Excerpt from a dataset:
----
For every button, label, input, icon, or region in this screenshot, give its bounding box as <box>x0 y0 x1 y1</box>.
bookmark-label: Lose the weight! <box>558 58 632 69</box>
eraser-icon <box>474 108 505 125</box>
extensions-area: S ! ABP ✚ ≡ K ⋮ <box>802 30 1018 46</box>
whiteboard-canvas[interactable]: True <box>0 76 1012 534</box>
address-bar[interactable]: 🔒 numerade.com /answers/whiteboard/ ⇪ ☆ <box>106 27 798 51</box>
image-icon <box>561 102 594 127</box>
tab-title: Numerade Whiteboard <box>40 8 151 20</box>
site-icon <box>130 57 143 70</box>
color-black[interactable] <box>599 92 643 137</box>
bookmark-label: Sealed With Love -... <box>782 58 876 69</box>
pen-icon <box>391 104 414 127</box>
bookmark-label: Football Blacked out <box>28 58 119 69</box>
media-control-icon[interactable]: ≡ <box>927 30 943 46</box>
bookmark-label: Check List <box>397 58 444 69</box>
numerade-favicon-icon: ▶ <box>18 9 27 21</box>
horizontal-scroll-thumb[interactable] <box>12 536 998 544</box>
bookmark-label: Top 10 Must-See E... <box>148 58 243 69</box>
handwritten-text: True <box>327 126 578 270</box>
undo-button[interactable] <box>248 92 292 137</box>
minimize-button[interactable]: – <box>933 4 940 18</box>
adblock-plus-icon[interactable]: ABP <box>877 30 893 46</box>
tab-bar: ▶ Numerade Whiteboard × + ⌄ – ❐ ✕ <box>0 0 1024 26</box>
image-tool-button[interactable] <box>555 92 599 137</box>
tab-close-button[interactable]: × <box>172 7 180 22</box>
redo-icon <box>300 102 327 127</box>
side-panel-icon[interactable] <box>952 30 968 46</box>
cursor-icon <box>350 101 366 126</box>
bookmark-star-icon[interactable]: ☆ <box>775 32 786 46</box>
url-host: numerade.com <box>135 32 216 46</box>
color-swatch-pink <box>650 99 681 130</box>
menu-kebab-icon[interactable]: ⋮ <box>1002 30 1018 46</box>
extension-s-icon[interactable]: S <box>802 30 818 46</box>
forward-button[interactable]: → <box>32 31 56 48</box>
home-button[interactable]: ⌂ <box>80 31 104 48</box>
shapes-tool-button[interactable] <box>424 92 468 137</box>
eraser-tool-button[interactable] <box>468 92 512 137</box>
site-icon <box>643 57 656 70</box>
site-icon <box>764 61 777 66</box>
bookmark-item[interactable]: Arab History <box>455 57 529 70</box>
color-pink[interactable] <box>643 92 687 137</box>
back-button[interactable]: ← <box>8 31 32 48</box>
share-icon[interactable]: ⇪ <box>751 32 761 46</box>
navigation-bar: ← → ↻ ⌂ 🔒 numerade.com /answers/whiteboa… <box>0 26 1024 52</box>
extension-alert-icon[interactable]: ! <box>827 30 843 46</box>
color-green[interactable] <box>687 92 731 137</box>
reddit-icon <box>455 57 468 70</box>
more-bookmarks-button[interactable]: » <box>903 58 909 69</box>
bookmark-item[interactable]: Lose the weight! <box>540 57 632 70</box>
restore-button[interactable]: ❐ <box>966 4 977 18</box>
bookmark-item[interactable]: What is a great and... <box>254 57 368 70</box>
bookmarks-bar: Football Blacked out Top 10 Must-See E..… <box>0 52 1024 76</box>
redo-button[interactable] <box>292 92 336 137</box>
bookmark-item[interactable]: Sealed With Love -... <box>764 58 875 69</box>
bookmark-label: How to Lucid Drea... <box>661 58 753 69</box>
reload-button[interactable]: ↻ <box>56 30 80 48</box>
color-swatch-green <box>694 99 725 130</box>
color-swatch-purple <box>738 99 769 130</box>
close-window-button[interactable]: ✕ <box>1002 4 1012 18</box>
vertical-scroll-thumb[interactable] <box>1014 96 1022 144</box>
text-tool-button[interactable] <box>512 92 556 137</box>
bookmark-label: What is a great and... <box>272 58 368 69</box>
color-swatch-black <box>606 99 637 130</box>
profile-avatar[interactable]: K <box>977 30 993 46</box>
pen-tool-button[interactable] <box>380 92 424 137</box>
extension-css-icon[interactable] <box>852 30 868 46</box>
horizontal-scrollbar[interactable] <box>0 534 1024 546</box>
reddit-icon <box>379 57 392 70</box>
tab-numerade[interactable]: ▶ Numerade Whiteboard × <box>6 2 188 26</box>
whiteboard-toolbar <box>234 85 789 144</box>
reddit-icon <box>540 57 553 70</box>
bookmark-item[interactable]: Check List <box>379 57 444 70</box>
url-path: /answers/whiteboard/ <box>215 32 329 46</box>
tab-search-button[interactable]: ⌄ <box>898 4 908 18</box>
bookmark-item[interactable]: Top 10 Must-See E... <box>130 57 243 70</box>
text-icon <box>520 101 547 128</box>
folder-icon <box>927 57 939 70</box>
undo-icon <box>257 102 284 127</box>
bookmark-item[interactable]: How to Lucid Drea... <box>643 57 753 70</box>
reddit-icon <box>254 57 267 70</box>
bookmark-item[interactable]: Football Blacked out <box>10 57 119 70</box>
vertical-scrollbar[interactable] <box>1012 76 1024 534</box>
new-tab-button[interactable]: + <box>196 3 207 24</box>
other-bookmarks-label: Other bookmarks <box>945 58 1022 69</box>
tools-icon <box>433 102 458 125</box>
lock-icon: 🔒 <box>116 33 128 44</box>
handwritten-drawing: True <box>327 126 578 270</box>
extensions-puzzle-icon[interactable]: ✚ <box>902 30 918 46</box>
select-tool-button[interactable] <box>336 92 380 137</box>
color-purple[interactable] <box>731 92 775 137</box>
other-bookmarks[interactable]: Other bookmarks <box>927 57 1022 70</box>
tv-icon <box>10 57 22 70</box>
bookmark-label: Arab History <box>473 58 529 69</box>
----
**Problem:** Format the lines of the listing as a JSON list of strings, one string per line, from the first line through the line containing "image-icon <box>561 102 594 127</box>", including that line.

**Response to the exercise:**
[
  "For every button, label, input, icon, or region in this screenshot, give its bounding box as <box>x0 y0 x1 y1</box>.",
  "bookmark-label: Lose the weight! <box>558 58 632 69</box>",
  "eraser-icon <box>474 108 505 125</box>",
  "extensions-area: S ! ABP ✚ ≡ K ⋮ <box>802 30 1018 46</box>",
  "whiteboard-canvas[interactable]: True <box>0 76 1012 534</box>",
  "address-bar[interactable]: 🔒 numerade.com /answers/whiteboard/ ⇪ ☆ <box>106 27 798 51</box>",
  "image-icon <box>561 102 594 127</box>"
]